> [Exercise task]: Return every record below exactly as written, but leave out the pictures.

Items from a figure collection
⁂

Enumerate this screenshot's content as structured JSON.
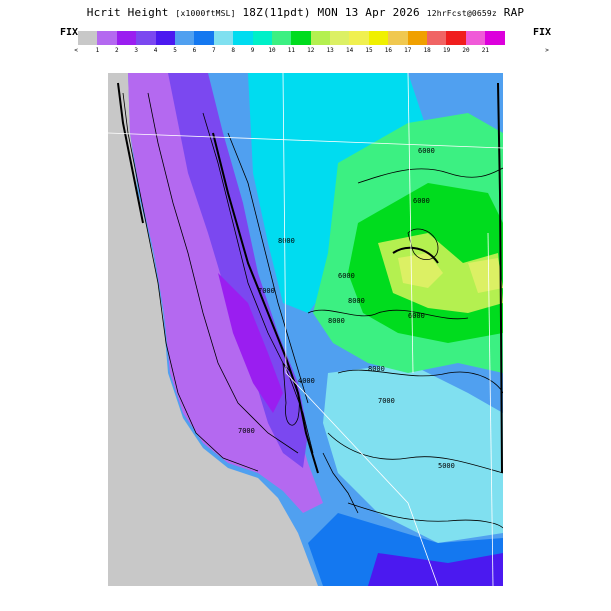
{
  "header": {
    "variable": "Hcrit Height",
    "units": "[x1000ftMSL]",
    "valid": "18Z(11pdt) MON 13 Apr 2026",
    "forecast": "12hrFcst@0659z",
    "model": "RAP"
  },
  "legend": {
    "fix_left": "FIX",
    "fix_right": "FIX",
    "less_symbol": "<",
    "greater_symbol": ">",
    "ticks": [
      "1",
      "2",
      "3",
      "4",
      "5",
      "6",
      "7",
      "8",
      "9",
      "10",
      "11",
      "12",
      "13",
      "14",
      "15",
      "16",
      "17",
      "18",
      "19",
      "20",
      "21"
    ],
    "colors": [
      "#c8c8c8",
      "#b469f0",
      "#9a1ef0",
      "#7b48f0",
      "#4b19f0",
      "#50a0f0",
      "#1478f0",
      "#80e0f0",
      "#00dcf0",
      "#00f0c8",
      "#3cf082",
      "#00dc1e",
      "#b4f050",
      "#dcf064",
      "#f0f050",
      "#f0f000",
      "#f0c850",
      "#f0a000",
      "#f06464",
      "#f01e1e",
      "#f05ad8",
      "#dc00dc"
    ]
  },
  "map": {
    "contour_labels": [
      "6000",
      "6000",
      "6000",
      "6000",
      "8000",
      "8000",
      "7000",
      "8000",
      "7000",
      "4000",
      "7000",
      "8000",
      "5000"
    ]
  }
}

⁂

> [Finished answer]:
Enumerate this screenshot's content as structured JSON.
{
  "header": {
    "variable": "Hcrit Height",
    "units": "[x1000ftMSL]",
    "valid": "18Z(11pdt) MON 13 Apr 2026",
    "forecast": "12hrFcst@0659z",
    "model": "RAP"
  },
  "legend": {
    "fix_left": "FIX",
    "fix_right": "FIX",
    "less_symbol": "<",
    "greater_symbol": ">",
    "ticks": [
      "1",
      "2",
      "3",
      "4",
      "5",
      "6",
      "7",
      "8",
      "9",
      "10",
      "11",
      "12",
      "13",
      "14",
      "15",
      "16",
      "17",
      "18",
      "19",
      "20",
      "21"
    ],
    "colors": [
      "#c8c8c8",
      "#b469f0",
      "#9a1ef0",
      "#7b48f0",
      "#4b19f0",
      "#50a0f0",
      "#1478f0",
      "#80e0f0",
      "#00dcf0",
      "#00f0c8",
      "#3cf082",
      "#00dc1e",
      "#b4f050",
      "#dcf064",
      "#f0f050",
      "#f0f000",
      "#f0c850",
      "#f0a000",
      "#f06464",
      "#f01e1e",
      "#f05ad8",
      "#dc00dc"
    ]
  },
  "map": {
    "contour_labels": [
      "6000",
      "6000",
      "6000",
      "6000",
      "8000",
      "8000",
      "7000",
      "8000",
      "7000",
      "4000",
      "7000",
      "8000",
      "5000"
    ]
  }
}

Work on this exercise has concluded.